• _Records about charts and figures_

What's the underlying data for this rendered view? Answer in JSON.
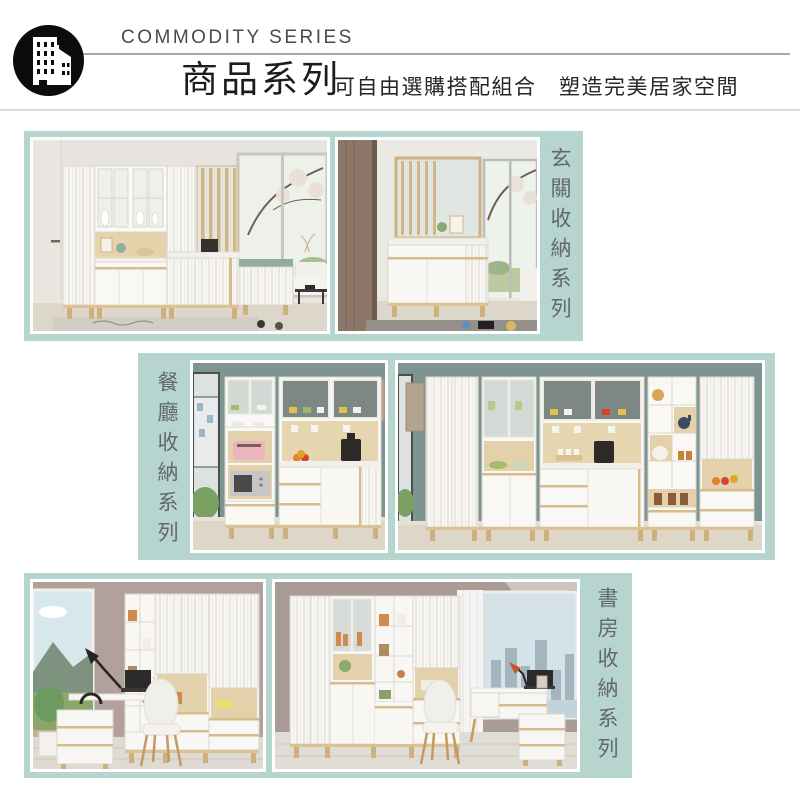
{
  "header": {
    "logo_icon": "building-logo",
    "series_en": "COMMODITY SERIES",
    "series_zh": "商品系列",
    "tagline": "可自由選購搭配組合　塑造完美居家空間"
  },
  "sections": [
    {
      "key": "entryway",
      "title": "玄關收納系列"
    },
    {
      "key": "dining",
      "title": "餐廳收納系列"
    },
    {
      "key": "study",
      "title": "書房收納系列"
    }
  ],
  "colors": {
    "panel_teal": "#b7d5cf",
    "section_title_text": "#63686a",
    "header_rule": "#a8a8a8",
    "header_divider": "#dadada",
    "title_text": "#1c1c1c",
    "series_en_text": "#4a4a4a"
  }
}
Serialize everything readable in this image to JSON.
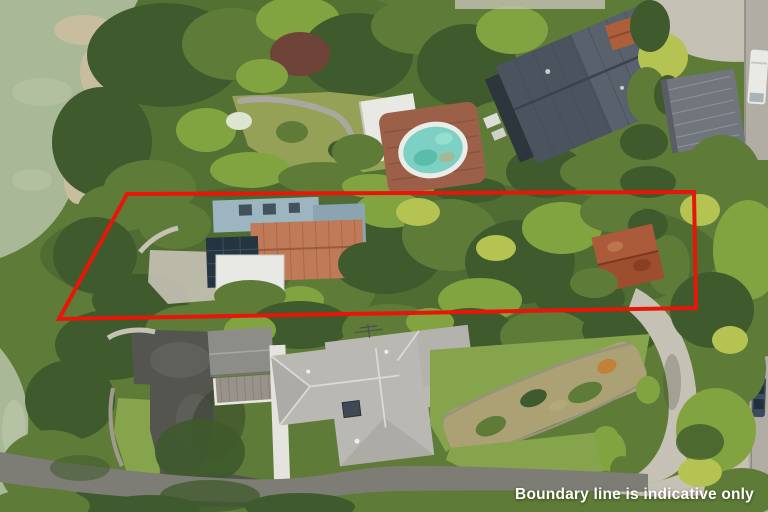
{
  "image": {
    "kind": "aerial-photograph",
    "subject": "Waterfront residential properties seen from above with a red property-boundary outline",
    "width": 768,
    "height": 512
  },
  "overlay": {
    "caption": "Boundary line is indicative only"
  },
  "boundary": {
    "color": "#e81508",
    "stroke_width": 4,
    "points": [
      [
        127,
        194
      ],
      [
        694,
        192
      ],
      [
        696,
        308
      ],
      [
        59,
        319
      ]
    ]
  },
  "colors": {
    "water": "#a9b897",
    "shore": "#c9bda0",
    "veg_dark": "#3f5a2c",
    "veg_mid": "#5e7c38",
    "veg_bright": "#82a440",
    "veg_yellow": "#b4c352",
    "lawn": "#86a44c",
    "lawn_olive": "#95a156",
    "pool_water": "#7cd0c4",
    "pool_rim": "#e9ece7",
    "pool_deck": "#9c6049",
    "roof_dark": "#4b545e",
    "roof_shingle": "#71757c",
    "roof_blue": "#9db4c1",
    "roof_terracotta": "#bf7a57",
    "roof_white": "#e8e9e4",
    "roof_light": "#bab8b2",
    "shed_rust": "#9c4e2f",
    "asphalt": "#55554f",
    "road": "#7d7d76",
    "road_light": "#b1ada4",
    "concrete": "#c6c1b5",
    "boundary": "#e81508",
    "caption": "#ffffff"
  }
}
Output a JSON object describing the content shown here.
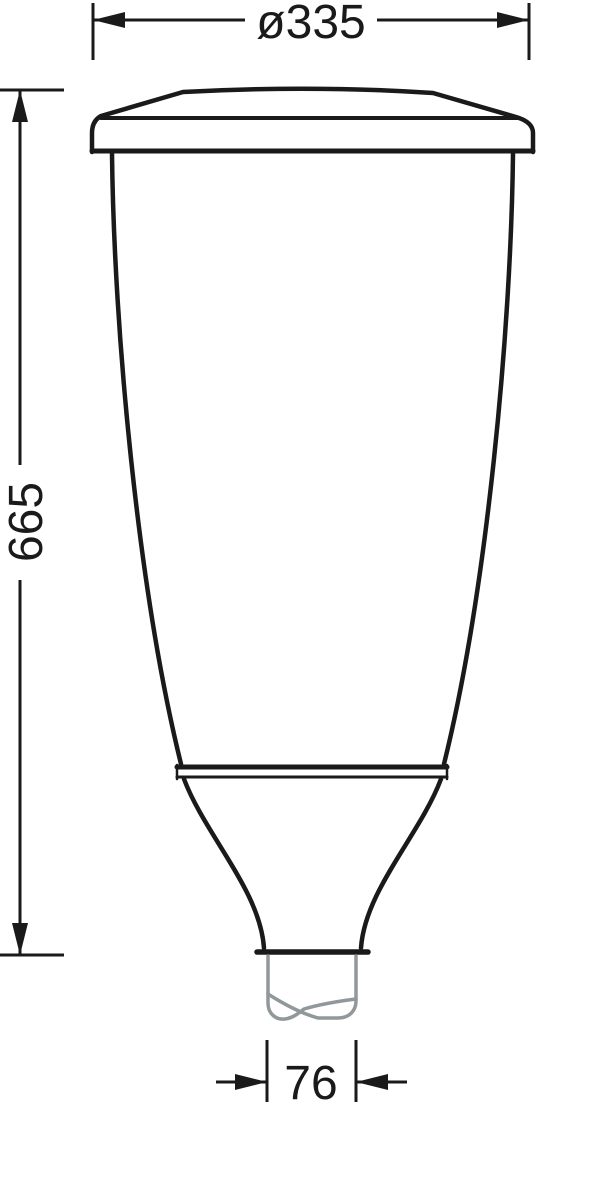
{
  "drawing": {
    "title": "luminaire-dimension-drawing",
    "dimensions": {
      "diameter": {
        "label": "ø335",
        "value": 335
      },
      "height": {
        "label": "665",
        "value": 665
      },
      "spigot_width": {
        "label": "76",
        "value": 76
      }
    },
    "colors": {
      "line": "#1a1a1a",
      "spigot": "#90989b",
      "background": "#ffffff"
    }
  }
}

• _Challenge_
Extract from the material all lines containing the string "JSON".

• _Exercise response_
What's the underlying data for this rendered view? Answer in JSON.
Serialize everything readable in this image to JSON.
Output a JSON object describing the content shown here.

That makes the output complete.